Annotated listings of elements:
....
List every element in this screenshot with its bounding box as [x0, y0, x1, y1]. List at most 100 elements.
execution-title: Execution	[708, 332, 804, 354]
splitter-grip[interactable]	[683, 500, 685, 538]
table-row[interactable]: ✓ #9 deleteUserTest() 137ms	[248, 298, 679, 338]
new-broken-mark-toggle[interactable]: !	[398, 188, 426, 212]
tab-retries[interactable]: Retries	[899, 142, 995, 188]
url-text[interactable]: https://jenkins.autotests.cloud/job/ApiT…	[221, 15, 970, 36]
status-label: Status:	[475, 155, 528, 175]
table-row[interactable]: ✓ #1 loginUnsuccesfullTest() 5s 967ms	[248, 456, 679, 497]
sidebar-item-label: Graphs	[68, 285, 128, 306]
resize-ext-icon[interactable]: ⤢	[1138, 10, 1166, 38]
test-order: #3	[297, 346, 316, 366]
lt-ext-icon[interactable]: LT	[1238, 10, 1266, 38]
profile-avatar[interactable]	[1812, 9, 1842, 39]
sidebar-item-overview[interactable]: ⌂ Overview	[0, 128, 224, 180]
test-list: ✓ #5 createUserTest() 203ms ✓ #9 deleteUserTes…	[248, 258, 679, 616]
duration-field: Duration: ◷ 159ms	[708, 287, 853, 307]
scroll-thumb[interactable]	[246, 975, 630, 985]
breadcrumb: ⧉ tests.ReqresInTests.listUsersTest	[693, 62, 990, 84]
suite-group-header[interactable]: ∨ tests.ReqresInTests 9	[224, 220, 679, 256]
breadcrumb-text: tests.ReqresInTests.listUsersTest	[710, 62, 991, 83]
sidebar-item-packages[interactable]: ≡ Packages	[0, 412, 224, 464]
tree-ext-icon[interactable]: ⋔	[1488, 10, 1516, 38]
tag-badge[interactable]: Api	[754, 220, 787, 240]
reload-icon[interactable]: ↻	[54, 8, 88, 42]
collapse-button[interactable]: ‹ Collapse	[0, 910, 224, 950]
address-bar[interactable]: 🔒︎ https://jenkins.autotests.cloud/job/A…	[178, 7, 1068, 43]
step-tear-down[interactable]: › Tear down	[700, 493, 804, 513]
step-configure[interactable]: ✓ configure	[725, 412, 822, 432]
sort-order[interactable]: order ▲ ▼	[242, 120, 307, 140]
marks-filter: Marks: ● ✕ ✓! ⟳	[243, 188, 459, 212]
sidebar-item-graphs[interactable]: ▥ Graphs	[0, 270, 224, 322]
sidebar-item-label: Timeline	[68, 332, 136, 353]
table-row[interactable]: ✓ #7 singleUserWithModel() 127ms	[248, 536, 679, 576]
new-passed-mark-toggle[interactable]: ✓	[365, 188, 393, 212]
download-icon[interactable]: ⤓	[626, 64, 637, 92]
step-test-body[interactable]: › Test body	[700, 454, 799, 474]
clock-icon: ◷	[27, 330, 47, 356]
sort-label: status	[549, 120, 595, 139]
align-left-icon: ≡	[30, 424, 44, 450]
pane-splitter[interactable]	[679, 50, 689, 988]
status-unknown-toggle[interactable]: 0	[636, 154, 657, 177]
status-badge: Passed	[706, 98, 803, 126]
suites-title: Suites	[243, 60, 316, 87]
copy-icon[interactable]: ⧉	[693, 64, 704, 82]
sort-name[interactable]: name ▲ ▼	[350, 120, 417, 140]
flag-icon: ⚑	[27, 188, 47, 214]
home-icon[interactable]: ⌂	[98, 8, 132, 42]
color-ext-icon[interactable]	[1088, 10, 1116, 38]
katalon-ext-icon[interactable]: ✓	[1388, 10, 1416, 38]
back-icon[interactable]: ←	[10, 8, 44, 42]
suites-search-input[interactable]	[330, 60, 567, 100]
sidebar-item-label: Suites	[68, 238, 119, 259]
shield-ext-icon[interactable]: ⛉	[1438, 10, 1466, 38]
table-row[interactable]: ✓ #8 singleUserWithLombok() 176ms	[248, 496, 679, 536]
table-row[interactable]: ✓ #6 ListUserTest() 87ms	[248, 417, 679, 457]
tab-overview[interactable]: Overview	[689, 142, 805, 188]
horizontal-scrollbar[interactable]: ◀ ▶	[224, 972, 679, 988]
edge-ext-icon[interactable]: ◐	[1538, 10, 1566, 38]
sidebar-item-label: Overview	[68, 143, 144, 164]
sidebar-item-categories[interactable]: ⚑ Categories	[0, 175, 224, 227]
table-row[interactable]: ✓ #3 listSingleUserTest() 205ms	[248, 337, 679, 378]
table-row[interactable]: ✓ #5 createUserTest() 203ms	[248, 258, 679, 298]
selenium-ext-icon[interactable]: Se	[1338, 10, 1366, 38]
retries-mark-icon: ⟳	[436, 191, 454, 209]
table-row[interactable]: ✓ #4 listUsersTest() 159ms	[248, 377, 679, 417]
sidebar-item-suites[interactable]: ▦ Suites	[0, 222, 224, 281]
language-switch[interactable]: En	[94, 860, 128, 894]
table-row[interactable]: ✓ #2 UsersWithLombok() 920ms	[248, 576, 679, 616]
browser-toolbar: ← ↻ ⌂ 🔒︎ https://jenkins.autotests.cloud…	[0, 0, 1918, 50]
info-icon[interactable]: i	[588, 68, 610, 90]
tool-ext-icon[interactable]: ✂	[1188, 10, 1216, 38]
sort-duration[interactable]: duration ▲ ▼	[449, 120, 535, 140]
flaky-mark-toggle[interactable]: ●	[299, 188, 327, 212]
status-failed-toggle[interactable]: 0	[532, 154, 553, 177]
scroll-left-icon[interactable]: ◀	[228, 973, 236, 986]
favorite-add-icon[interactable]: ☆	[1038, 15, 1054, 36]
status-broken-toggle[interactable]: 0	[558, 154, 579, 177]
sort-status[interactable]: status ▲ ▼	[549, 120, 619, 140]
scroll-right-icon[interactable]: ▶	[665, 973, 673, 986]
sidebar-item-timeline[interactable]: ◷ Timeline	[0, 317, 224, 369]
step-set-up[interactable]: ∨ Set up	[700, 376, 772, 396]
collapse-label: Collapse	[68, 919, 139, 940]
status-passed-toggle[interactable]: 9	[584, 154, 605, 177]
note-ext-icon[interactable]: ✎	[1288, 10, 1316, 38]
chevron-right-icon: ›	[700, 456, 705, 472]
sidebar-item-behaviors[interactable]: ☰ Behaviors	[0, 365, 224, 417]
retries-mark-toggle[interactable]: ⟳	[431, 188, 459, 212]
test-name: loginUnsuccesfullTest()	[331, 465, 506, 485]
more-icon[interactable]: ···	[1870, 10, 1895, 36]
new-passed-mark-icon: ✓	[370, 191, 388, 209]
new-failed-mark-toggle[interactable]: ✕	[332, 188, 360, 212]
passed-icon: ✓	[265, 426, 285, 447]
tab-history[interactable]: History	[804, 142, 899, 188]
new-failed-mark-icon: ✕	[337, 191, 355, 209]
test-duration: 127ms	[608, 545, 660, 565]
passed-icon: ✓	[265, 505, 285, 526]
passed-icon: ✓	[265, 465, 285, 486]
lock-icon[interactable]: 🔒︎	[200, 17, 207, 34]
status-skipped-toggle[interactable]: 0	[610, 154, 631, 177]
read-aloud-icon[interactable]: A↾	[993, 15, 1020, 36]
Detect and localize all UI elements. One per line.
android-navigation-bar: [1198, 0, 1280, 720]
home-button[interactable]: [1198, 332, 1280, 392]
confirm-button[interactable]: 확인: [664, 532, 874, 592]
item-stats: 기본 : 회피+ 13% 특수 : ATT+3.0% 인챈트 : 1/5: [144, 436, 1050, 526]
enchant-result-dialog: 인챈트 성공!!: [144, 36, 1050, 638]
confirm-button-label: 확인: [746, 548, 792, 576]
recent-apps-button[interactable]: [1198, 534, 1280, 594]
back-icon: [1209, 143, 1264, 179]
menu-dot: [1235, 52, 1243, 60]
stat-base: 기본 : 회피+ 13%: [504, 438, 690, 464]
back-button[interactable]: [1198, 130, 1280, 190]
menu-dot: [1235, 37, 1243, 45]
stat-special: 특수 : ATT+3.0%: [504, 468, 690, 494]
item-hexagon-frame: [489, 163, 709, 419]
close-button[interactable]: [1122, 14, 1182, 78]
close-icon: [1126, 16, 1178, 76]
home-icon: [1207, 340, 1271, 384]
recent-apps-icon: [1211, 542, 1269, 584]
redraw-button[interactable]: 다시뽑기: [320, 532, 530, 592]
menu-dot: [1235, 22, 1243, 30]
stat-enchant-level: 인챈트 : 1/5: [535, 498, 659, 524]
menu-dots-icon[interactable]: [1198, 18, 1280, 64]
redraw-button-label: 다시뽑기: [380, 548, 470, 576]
....
■ PROBLEM DESCRIPTION:
Pick out each line of the listing above that contains the string "right", and copy those lines.

■ EXERCISE RESULT:
scroll-right-icon[interactable]: ▶	[665, 973, 673, 986]
chevron-right-icon: ›	[700, 456, 705, 472]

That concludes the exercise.